--- THINGS TO DO ---
1) In the piece on Skype's developer program, reproduce the part that opens with the words containing "4. Underfunding." and closes with "(Schumpeter creative destruction).".
2) Answer these questions using the piece on Skype's developer program:
(a) Over how many recent years has the writer lost count of the managers who tried leading Skype developer relations?
(b) For how many of Skype's first years did management shortchange the developer program?
(c) What did the software and hardware certifications become instead of promoting the brand and building trust?
3) Write the next part of the piece on Skype's developer program, picking up after its final line.

--- PAGE EXCERPT ---
::::::::

Why Skype needed to kill off its developer program

Man Pruning Tree

Killing Skype's developer program was an exercise in business discipline. You prune your tree of small, weak, sickly branches so nutrients and sunlight let the whole tree flourish.

Skype's developer program (SDP) has been bloodless for years. By every measure. Growth in programmers. Number of ecosystem products. Value contributed.

What devalued Skype's developer program?

5. Musical chair management.

I've lost count of the number of managers who've taken a stab at leading Skype developer relations in the last six years. It takes time and focus to be good at devrels, to build your devrels organization, to establish rapport and relationships with prospective partners.

4. Underfunding.

Skype's management shortchanged the developer program for Skype's first four years. DevRels never got the budget or headcount it needed to educate, evangelize and support developers. Software and hardware certifications, intended to promote the Skype brand and build trust, instead became a barrier to entry and a costly delay. 

Metaphor Bank:
Prune a tree,
Remove chometz,
A controlled burn,
Put down a diseased pet,
Excise a tumor
,
Balance a project portfolio,
Dumping ballast,
set developers free (Schumpeter creative destruction).

::::::::

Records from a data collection
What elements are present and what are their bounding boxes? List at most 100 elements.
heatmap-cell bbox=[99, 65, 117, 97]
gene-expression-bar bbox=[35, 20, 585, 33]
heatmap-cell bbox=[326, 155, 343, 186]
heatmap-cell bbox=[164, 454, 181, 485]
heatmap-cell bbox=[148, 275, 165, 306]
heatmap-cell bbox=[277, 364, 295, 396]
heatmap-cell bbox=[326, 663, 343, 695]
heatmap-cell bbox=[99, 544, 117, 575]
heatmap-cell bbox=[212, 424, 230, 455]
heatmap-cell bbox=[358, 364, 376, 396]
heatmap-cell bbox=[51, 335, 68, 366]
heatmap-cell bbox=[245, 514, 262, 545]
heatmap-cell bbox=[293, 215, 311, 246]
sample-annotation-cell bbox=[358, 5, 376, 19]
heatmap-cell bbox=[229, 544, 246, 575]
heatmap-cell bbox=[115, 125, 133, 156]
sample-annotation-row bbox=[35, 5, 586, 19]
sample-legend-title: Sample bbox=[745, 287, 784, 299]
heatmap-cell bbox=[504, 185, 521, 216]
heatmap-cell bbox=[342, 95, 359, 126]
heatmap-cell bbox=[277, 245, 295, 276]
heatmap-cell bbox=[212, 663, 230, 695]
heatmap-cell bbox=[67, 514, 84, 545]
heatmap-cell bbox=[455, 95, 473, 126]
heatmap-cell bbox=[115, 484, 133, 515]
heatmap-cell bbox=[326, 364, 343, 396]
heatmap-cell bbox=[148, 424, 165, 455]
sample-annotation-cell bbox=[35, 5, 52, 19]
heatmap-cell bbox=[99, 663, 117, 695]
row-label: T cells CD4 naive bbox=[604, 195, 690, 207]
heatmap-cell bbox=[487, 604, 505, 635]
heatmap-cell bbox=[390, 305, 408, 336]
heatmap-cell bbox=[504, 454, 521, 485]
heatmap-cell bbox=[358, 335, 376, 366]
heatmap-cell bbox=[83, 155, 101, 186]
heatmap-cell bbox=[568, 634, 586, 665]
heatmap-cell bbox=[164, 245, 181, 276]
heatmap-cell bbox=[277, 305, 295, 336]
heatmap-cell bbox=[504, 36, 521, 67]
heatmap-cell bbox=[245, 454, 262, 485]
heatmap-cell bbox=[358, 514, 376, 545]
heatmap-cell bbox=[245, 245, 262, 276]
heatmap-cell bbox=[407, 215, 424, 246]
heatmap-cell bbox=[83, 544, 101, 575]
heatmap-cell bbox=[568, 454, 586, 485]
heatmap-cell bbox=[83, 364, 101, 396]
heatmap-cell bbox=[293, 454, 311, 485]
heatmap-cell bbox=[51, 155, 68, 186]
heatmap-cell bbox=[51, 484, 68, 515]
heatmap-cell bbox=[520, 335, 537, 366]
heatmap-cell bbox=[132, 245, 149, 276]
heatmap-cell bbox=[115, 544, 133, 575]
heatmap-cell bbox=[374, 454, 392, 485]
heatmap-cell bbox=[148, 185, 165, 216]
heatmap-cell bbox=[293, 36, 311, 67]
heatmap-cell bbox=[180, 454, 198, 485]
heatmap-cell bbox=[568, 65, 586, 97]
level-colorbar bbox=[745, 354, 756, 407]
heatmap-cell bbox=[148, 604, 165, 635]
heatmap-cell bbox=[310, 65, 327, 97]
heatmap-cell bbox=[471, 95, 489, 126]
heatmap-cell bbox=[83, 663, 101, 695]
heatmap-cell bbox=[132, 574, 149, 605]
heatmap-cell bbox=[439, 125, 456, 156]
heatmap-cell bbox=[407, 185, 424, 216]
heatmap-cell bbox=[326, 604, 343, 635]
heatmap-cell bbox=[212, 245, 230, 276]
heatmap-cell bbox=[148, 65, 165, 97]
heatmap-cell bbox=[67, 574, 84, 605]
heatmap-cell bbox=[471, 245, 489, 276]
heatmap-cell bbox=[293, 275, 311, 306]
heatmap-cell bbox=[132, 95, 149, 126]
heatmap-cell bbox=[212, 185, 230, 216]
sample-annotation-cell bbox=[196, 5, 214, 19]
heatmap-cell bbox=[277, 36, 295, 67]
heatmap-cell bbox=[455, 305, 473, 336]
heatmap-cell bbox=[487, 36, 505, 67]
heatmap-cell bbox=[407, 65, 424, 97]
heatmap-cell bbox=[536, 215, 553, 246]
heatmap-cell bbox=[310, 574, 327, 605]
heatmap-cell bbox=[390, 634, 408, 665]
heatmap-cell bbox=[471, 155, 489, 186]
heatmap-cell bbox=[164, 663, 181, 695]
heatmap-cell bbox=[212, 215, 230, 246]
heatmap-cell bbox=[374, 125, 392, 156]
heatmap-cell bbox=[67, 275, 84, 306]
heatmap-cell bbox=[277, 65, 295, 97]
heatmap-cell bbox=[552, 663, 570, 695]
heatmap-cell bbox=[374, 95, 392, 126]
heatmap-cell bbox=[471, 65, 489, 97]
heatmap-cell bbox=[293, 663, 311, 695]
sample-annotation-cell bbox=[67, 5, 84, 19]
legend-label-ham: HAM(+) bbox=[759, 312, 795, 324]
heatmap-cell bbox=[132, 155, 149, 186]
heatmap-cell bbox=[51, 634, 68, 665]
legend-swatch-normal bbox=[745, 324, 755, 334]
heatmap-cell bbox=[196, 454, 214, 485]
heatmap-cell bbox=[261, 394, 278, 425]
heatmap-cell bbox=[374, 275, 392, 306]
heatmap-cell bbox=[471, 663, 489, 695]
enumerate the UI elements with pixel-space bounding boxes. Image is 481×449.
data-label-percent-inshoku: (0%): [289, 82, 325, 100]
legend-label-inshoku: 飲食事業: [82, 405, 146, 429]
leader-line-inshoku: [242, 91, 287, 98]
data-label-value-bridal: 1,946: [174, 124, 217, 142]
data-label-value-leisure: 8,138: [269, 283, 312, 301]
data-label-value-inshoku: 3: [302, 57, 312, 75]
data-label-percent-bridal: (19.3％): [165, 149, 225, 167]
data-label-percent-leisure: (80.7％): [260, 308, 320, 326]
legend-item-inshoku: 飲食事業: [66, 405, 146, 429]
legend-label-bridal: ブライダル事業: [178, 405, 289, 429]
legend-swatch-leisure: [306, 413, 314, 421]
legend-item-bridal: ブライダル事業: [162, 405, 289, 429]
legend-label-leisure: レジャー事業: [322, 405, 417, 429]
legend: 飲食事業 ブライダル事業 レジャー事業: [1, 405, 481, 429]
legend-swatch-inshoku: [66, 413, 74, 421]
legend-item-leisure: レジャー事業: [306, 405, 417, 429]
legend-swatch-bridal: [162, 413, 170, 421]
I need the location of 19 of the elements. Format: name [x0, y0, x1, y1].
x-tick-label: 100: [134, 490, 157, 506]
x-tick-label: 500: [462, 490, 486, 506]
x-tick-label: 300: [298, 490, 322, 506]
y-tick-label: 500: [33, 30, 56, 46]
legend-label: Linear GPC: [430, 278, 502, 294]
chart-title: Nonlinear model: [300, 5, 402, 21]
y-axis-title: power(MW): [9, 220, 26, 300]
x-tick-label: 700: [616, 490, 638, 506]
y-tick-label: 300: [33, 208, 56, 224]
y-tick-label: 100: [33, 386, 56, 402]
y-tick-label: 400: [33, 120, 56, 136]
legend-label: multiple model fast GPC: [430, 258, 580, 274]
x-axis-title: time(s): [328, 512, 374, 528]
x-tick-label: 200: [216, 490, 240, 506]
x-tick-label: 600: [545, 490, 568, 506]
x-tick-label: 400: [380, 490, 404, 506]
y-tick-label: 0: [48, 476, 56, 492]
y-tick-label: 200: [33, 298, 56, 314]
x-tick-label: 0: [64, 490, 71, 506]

::::::::

--- RESULTS BY TASK ---
1)
4. Underfunding.

Skype's management shortchanged the developer program for Skype's first four years. DevRels never got the budget or headcount it needed to educate, evangelize and support developers. Software and hardware certifications, intended to promote the Skype brand and build trust, instead became a barrier to entry and a costly delay. 

Metaphor Bank:
Prune a tree,
Remove chometz,
A controlled burn,
Put down a diseased pet,
Excise a tumor
,
Balance a project portfolio,
Dumping ballast,
set developers free (Schumpeter creative destruction).

2)
(a) Six years.
(b) Its first four years.
(c) A barrier to entry and a costly delay.

3)
3. Broken trust.

Two steps forward, one step crushing partners. Skype me for the sad details of developers who bet on Skype's constancy and lost. Lost money. Lost jobs. Lost careers. A trail of tears and dashed hopes.

2. Who You Know.

Want to get something done with Skype? You needed an inside friend. Skype's much better now that a process culture's emerging, but it's still true.

1. Six Year Old Technology.

The perfect developer relations program cannot put lipstick on a pig.

1a. Client-only Calling APIs: So no putting Skype inside your app.

Skype's web services are all proprietary, off-limits to the ecosystem. Skype runs "naked Skype" server farms to support its Skype Lite mobile application. Skype Lite does most things a desktop client does, through Internet APIs, and without resource hungry user interfaces. It's an internal Skype as a Platform service.

Skype's third-party developers want Skype as a Platform. A SaaP would bring Skype features and the Skype network to web and mobile applications. Web applications are nearly always better business than rich clients. They cost less, don't have installation problems, are less prone to user failure, are always fresh, and take less time for customers to get their first Aha! experience.

1b. Closed Skype client: So no putting your app inside Skype.

Skype keeps users from seeing third party developers. With the Adobe Photoshop Plugin and Firefox Extension architectures, for example, you can write apps that live inside Photoshop or Firefox. They improve a user's productivity and alter the user experience. They bring specialist expertise to the exact point where users need them.

While Skype's Public API (downloadable SDK) lets your desktop program talk to Skype's desktop software, it doesn't let you change what users see and do. The Skype UI is off-limits, verboten, pristine.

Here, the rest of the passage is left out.